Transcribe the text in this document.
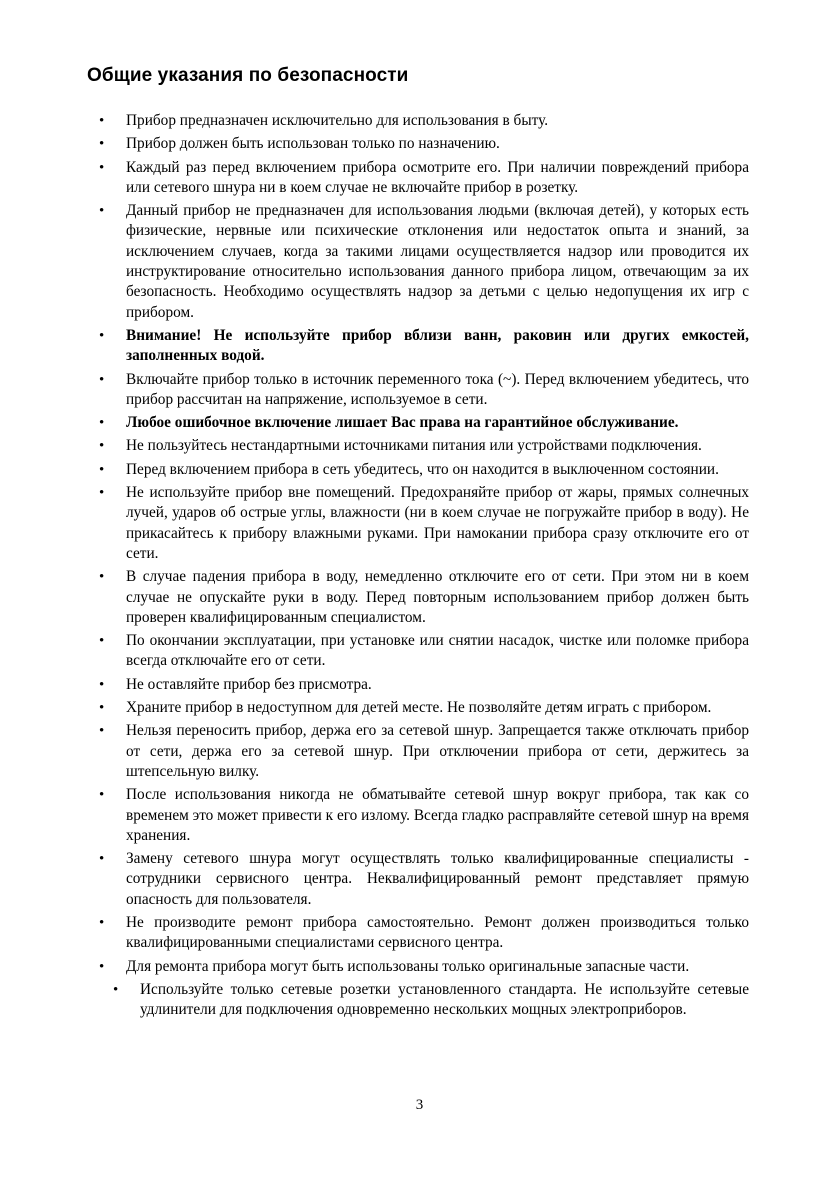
Общие указания по безопасности
• Прибор предназначен исключительно для использования в быту.
• Прибор должен быть использован только по назначению.
• Каждый раз перед включением прибора осмотрите его. При наличии повреждений прибора или сетевого шнура ни в коем случае не включайте прибор в розетку.
• Данный прибор не предназначен для использования людьми (включая детей), у которых есть физические, нервные или психические отклонения или недостаток опыта и знаний, за исключением случаев, когда за такими лицами осуществляется надзор или проводится их инструктирование относительно использования данного прибора лицом, отвечающим за их безопасность. Необходимо осуществлять надзор за детьми с целью недопущения их игр с прибором.
• Внимание! Не используйте прибор вблизи ванн, раковин или других емкостей, заполненных водой.
• Включайте прибор только в источник переменного тока (~). Перед включением убедитесь, что прибор рассчитан на напряжение, используемое в сети.
• Любое ошибочное включение лишает Вас права на гарантийное обслуживание.
• Не пользуйтесь нестандартными источниками питания или устройствами подключения.
• Перед включением прибора в сеть убедитесь, что он находится в выключенном состоянии.
• Не используйте прибор вне помещений. Предохраняйте прибор от жары, прямых солнечных лучей, ударов об острые углы, влажности (ни в коем случае не погружайте прибор в воду). Не прикасайтесь к прибору влажными руками. При намокании прибора сразу отключите его от сети.
• В случае падения прибора в воду, немедленно отключите его от сети. При этом ни в коем случае не опускайте руки в воду. Перед повторным использованием прибор должен быть проверен квалифицированным специалистом.
• По окончании эксплуатации, при установке или снятии насадок, чистке или поломке прибора всегда отключайте его от сети.
• Не оставляйте прибор без присмотра.
• Храните прибор в недоступном для детей месте. Не позволяйте детям играть с прибором.
• Нельзя переносить прибор, держа его за сетевой шнур. Запрещается также отключать прибор от сети, держа его за сетевой шнур. При отключении прибора от сети, держитесь за штепсельную вилку.
• После использования никогда не обматывайте сетевой шнур вокруг прибора, так как со временем это может привести к его излому. Всегда гладко расправляйте сетевой шнур на время хранения.
• Замену сетевого шнура могут осуществлять только квалифицированные специалисты - сотрудники сервисного центра. Неквалифицированный ремонт представляет прямую опасность для пользователя.
• Не производите ремонт прибора самостоятельно. Ремонт должен производиться только квалифицированными специалистами сервисного центра.
• Для ремонта прибора могут быть использованы только оригинальные запасные части.
• Используйте только сетевые розетки установленного стандарта. Не используйте сетевые удлинители для подключения одновременно нескольких мощных электроприборов.
3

» Short task
Copy every line of the listing that contains the word "сетевого".

» Correct result
• Каждый раз перед включением прибора осмотрите его. При наличии повреждений прибора или сетевого шнура ни в коем случае не включайте прибор в розетку.
• Замену сетевого шнура могут осуществлять только квалифицированные специалисты - сотрудники сервисного центра. Неквалифицированный ремонт представляет прямую опасность для пользователя.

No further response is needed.